— START DATASET —

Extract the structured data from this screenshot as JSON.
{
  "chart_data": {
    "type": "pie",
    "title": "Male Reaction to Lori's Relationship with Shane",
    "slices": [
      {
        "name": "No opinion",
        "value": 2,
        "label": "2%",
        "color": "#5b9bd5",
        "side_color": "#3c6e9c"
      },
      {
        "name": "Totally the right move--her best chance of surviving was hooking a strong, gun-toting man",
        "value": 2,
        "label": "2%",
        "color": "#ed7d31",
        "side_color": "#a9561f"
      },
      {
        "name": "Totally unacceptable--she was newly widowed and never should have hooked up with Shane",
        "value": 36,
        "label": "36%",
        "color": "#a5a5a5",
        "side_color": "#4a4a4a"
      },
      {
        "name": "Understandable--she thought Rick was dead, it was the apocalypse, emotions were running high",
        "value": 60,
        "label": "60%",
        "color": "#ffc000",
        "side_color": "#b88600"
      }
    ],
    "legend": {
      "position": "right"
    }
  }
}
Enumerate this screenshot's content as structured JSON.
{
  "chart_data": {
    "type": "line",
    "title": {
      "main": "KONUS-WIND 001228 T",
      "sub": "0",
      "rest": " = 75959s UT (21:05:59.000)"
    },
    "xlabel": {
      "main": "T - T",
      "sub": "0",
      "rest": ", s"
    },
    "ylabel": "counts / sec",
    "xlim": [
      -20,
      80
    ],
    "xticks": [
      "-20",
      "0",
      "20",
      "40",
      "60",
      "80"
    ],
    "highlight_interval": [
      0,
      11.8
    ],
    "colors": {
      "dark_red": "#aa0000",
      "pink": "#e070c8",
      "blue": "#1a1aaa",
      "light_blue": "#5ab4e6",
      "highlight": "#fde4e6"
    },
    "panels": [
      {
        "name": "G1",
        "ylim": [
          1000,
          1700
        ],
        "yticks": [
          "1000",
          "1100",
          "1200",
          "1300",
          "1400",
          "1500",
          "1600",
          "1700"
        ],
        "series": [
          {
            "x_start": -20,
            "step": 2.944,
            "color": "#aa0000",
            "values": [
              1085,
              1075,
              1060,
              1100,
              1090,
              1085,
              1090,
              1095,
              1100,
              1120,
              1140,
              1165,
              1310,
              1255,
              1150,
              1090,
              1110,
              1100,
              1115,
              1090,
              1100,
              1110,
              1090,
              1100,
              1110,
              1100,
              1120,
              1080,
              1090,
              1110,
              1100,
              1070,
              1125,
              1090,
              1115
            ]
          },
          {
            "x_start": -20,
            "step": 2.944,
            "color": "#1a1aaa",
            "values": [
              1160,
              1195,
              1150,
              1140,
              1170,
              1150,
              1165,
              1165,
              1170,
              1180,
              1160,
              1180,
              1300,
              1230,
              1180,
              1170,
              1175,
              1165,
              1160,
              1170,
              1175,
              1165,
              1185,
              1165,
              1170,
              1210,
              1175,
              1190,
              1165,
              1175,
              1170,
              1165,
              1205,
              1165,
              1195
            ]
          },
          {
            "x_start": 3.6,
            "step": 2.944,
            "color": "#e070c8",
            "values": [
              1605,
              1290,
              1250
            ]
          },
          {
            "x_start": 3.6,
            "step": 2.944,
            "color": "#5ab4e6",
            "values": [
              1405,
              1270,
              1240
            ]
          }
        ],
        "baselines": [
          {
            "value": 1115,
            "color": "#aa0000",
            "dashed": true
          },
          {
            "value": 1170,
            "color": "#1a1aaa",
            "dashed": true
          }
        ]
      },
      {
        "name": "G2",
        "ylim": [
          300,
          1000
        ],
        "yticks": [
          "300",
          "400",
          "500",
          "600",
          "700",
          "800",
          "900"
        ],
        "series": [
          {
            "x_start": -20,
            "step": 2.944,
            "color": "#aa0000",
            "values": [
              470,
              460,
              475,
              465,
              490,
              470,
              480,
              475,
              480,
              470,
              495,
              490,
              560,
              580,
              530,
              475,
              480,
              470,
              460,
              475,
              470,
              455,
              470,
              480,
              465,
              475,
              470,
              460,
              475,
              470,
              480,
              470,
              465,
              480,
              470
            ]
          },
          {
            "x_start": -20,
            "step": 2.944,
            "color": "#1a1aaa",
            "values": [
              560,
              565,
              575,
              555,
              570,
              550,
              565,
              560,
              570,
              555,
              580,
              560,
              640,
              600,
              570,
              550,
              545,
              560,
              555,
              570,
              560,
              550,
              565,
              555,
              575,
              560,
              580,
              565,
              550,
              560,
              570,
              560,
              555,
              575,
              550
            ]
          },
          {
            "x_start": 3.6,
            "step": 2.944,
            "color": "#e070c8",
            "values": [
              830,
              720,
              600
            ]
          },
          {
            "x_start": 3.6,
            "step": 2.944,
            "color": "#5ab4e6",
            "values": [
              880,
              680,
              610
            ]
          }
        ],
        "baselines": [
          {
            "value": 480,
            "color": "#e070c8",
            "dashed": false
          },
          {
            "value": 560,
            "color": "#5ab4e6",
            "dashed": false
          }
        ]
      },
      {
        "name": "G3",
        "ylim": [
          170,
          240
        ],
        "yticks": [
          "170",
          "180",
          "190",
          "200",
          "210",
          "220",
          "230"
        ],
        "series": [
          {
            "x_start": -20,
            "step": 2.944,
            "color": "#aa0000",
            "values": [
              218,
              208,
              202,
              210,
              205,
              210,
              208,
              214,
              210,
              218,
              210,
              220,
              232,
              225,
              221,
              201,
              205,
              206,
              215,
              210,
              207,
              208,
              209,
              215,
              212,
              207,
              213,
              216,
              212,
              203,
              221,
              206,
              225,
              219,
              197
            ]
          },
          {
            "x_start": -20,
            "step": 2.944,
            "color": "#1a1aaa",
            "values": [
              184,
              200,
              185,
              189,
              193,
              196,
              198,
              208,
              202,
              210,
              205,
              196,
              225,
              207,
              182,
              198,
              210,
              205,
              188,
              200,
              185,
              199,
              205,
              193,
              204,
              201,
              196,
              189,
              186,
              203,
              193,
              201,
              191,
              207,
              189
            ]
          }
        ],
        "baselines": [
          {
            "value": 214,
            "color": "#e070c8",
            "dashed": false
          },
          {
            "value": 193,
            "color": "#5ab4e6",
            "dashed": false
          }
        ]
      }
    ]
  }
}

— END DATASET —
— START DATASET —

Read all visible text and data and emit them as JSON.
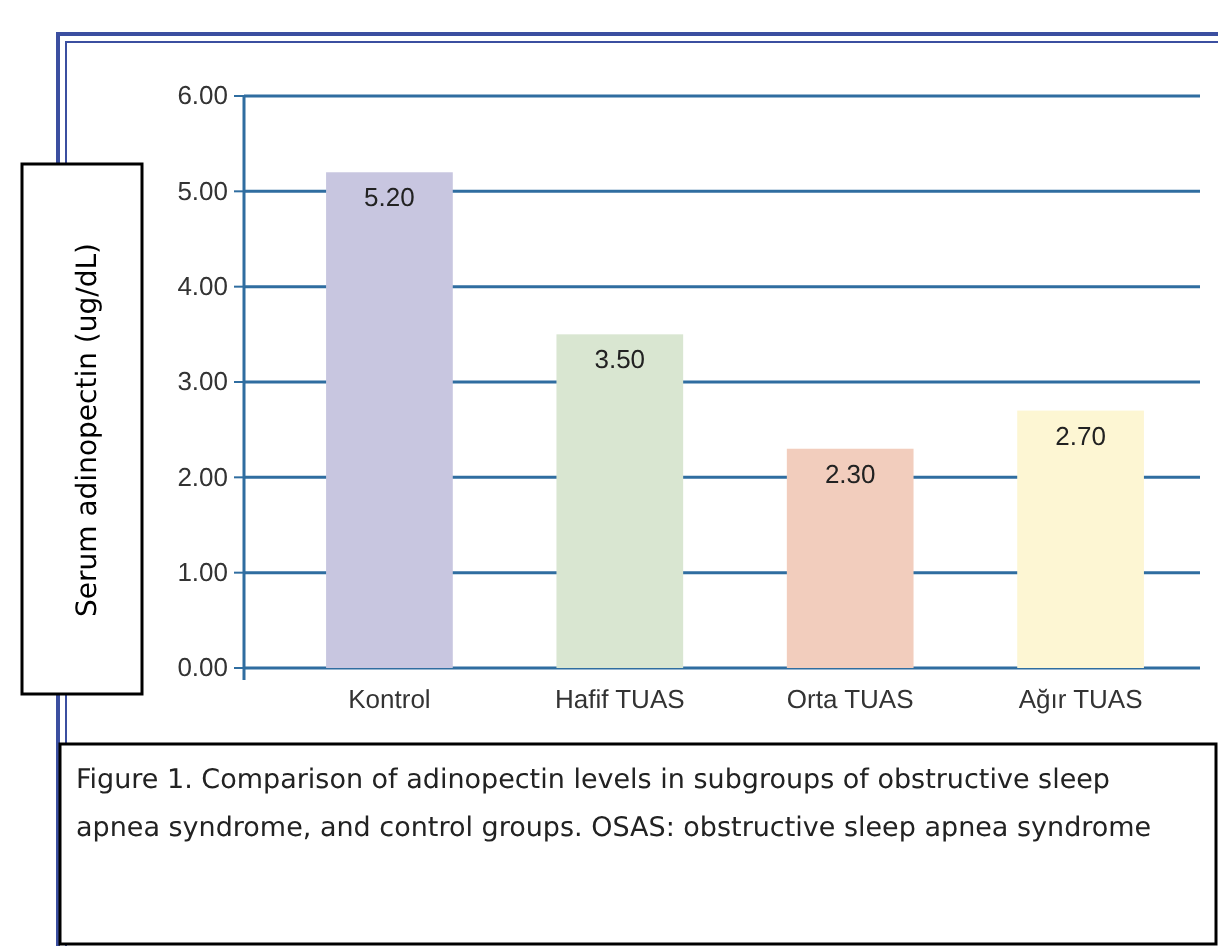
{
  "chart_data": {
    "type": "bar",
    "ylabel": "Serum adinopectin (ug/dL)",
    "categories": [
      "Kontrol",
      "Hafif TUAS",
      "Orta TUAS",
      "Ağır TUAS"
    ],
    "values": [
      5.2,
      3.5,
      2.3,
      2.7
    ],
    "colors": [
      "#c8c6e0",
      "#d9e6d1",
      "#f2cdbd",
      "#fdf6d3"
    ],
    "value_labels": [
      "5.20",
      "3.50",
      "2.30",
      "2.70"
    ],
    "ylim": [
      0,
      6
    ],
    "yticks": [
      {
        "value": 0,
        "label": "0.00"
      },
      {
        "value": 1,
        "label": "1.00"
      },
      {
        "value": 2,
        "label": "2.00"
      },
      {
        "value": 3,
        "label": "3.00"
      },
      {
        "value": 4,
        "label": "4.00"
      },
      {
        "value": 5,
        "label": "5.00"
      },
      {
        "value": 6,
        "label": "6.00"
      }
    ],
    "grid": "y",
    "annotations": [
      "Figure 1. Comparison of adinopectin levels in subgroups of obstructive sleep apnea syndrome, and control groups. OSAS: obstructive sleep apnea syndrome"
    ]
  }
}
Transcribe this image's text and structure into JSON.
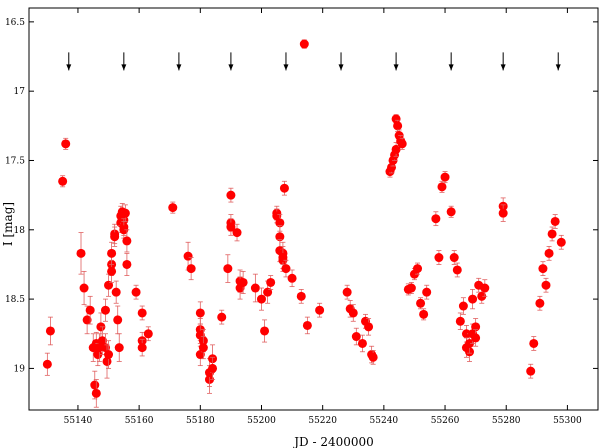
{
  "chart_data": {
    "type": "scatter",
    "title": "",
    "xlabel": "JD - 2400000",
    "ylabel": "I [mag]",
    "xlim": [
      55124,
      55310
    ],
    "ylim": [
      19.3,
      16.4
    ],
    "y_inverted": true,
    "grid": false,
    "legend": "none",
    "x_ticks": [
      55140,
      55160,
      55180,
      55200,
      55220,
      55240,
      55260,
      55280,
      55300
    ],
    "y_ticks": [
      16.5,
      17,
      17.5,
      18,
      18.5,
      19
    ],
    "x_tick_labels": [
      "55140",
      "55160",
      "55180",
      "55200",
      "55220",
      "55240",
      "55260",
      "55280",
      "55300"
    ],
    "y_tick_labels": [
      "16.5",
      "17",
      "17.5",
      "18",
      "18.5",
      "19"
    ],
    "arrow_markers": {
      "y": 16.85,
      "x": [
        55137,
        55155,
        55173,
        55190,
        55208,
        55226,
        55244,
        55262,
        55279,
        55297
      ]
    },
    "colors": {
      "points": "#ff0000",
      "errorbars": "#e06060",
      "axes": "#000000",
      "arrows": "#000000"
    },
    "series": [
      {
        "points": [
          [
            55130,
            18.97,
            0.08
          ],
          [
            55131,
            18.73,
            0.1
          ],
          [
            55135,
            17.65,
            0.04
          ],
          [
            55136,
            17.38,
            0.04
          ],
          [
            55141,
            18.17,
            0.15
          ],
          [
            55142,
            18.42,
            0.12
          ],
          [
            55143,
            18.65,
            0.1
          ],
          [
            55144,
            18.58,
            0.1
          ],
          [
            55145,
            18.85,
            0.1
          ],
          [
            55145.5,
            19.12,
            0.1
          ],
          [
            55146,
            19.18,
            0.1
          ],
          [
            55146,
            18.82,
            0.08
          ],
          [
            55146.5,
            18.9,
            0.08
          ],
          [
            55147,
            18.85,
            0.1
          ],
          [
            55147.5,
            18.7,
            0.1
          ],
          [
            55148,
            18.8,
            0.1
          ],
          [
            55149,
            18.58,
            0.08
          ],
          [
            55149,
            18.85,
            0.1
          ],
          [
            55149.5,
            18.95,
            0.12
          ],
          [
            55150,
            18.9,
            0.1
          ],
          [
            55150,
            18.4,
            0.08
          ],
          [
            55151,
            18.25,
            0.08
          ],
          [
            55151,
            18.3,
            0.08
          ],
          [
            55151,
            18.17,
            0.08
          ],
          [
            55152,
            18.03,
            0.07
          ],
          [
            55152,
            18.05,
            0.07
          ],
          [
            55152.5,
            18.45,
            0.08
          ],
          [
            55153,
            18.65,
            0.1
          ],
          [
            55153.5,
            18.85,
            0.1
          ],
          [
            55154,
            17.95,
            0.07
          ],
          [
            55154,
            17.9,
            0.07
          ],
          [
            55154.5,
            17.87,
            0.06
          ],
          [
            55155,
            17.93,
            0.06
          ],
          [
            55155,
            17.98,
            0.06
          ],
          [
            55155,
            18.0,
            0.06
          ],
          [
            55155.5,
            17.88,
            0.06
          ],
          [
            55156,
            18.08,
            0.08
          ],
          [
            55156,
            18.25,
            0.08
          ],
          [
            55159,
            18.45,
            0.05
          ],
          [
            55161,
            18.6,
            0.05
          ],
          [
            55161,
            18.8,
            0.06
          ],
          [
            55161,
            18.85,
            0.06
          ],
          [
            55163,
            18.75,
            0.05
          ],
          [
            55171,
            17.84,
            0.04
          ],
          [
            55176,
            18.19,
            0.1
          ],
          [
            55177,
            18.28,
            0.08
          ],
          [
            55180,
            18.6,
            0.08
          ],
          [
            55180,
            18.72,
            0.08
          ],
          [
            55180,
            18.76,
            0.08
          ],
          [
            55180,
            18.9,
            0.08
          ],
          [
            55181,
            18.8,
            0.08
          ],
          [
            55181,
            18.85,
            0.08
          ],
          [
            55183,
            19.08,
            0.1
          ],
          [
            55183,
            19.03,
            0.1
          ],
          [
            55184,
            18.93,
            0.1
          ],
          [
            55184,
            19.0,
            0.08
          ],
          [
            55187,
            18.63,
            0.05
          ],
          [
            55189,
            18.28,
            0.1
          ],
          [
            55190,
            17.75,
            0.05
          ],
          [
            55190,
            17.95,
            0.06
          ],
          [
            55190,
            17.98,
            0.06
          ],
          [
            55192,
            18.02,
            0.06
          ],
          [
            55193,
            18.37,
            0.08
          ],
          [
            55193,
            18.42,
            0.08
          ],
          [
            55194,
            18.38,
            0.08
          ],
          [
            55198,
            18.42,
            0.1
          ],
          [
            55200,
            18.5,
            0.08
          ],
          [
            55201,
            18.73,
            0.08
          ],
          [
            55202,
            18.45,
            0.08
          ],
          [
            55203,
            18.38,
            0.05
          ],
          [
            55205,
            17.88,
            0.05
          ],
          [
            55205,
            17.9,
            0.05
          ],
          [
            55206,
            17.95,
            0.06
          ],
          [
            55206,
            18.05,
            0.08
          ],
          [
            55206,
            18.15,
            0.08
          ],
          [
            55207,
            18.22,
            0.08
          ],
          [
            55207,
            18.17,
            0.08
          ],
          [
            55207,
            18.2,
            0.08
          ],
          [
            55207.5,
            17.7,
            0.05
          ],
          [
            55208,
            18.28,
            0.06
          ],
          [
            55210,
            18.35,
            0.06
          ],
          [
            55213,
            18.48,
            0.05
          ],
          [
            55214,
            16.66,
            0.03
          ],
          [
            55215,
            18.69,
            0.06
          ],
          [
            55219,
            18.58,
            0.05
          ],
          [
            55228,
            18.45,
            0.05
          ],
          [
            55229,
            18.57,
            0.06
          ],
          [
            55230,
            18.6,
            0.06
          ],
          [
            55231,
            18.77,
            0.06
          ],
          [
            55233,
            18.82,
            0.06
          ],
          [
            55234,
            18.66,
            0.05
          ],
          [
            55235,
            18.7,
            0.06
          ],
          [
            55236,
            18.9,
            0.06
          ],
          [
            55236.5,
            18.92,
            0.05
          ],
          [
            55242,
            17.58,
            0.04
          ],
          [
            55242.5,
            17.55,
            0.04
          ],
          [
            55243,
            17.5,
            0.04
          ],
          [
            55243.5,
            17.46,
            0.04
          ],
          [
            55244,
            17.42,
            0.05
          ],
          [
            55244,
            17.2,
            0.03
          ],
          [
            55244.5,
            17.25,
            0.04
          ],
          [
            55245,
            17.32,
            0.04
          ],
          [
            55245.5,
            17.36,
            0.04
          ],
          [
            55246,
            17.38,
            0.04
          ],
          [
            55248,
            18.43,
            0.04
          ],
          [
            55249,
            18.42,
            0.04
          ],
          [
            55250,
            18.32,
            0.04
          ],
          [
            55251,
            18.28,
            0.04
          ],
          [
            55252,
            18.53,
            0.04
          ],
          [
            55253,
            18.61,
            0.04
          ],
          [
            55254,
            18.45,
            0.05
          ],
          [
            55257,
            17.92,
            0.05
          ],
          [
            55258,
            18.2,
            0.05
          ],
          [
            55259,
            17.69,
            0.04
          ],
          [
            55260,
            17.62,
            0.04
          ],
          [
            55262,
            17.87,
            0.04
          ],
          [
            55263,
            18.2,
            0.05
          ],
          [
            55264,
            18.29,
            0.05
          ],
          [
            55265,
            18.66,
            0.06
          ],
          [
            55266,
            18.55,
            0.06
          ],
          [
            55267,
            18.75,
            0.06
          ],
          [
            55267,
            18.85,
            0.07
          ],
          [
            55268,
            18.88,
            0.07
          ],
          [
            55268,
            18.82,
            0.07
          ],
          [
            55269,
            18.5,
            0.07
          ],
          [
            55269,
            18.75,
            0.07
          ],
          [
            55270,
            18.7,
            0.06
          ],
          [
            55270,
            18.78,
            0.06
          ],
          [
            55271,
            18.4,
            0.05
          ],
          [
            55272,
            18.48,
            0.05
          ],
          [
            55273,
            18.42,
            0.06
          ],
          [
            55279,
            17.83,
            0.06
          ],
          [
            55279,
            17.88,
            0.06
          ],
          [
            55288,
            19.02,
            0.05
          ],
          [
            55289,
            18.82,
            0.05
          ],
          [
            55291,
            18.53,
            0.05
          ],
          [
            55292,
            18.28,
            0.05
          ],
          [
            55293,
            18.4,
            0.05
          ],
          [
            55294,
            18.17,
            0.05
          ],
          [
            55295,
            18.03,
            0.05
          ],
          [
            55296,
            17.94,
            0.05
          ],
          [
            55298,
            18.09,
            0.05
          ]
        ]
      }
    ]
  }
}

— END DATASET —

PROBLEM DETAILS:
Copy out every line of the data that includes "ylabel".

THE COMPLETED TASK:
    "ylabel": "counts / sec",
    "ylabel": "Serum adinopectin (ug/dL)",
    "ylabel": "I [mag]",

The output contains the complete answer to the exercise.